## SHORT EXERCISE
Write out the full set of records below exactly.

[Rows from a figure dataset]

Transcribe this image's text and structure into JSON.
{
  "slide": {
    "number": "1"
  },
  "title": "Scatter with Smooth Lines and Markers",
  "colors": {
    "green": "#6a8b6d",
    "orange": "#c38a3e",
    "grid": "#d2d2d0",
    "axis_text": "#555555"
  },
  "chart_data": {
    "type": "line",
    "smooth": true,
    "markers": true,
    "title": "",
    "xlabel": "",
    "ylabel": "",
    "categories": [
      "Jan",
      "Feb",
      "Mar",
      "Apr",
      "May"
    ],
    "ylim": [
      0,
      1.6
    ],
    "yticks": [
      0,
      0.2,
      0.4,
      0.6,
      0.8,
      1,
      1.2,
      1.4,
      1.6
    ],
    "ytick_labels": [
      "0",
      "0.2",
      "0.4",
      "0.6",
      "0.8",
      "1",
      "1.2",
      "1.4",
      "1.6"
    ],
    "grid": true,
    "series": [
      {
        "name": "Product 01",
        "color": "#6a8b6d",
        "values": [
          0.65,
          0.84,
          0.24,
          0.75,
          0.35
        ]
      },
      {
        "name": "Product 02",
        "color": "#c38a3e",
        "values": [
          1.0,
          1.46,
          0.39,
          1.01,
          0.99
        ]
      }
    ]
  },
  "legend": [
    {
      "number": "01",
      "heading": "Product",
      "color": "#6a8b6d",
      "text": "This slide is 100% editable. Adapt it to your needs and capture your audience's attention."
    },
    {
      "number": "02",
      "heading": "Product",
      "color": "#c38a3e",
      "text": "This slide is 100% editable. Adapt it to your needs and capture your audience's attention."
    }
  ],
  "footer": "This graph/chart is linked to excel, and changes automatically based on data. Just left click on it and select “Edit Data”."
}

## WRITTEN RESPONSE
Transcribe this image's text and structure into JSON.
{
  "slide": {
    "number": "1"
  },
  "title": "Scatter with Smooth Lines and Markers",
  "colors": {
    "green": "#6a8b6d",
    "orange": "#c38a3e",
    "grid": "#d2d2d0",
    "axis_text": "#555555"
  },
  "chart_data": {
    "type": "line",
    "smooth": true,
    "markers": true,
    "title": "",
    "xlabel": "",
    "ylabel": "",
    "categories": [
      "Jan",
      "Feb",
      "Mar",
      "Apr",
      "May"
    ],
    "ylim": [
      0,
      1.6
    ],
    "yticks": [
      0,
      0.2,
      0.4,
      0.6,
      0.8,
      1,
      1.2,
      1.4,
      1.6
    ],
    "ytick_labels": [
      "0",
      "0.2",
      "0.4",
      "0.6",
      "0.8",
      "1",
      "1.2",
      "1.4",
      "1.6"
    ],
    "grid": true,
    "series": [
      {
        "name": "Product 01",
        "color": "#6a8b6d",
        "values": [
          0.65,
          0.84,
          0.24,
          0.75,
          0.35
        ]
      },
      {
        "name": "Product 02",
        "color": "#c38a3e",
        "values": [
          1.0,
          1.46,
          0.39,
          1.01,
          0.99
        ]
      }
    ]
  },
  "legend": [
    {
      "number": "01",
      "heading": "Product",
      "color": "#6a8b6d",
      "text": "This slide is 100% editable. Adapt it to your needs and capture your audience's attention."
    },
    {
      "number": "02",
      "heading": "Product",
      "color": "#c38a3e",
      "text": "This slide is 100% editable. Adapt it to your needs and capture your audience's attention."
    }
  ],
  "footer": "This graph/chart is linked to excel, and changes automatically based on data. Just left click on it and select “Edit Data”."
}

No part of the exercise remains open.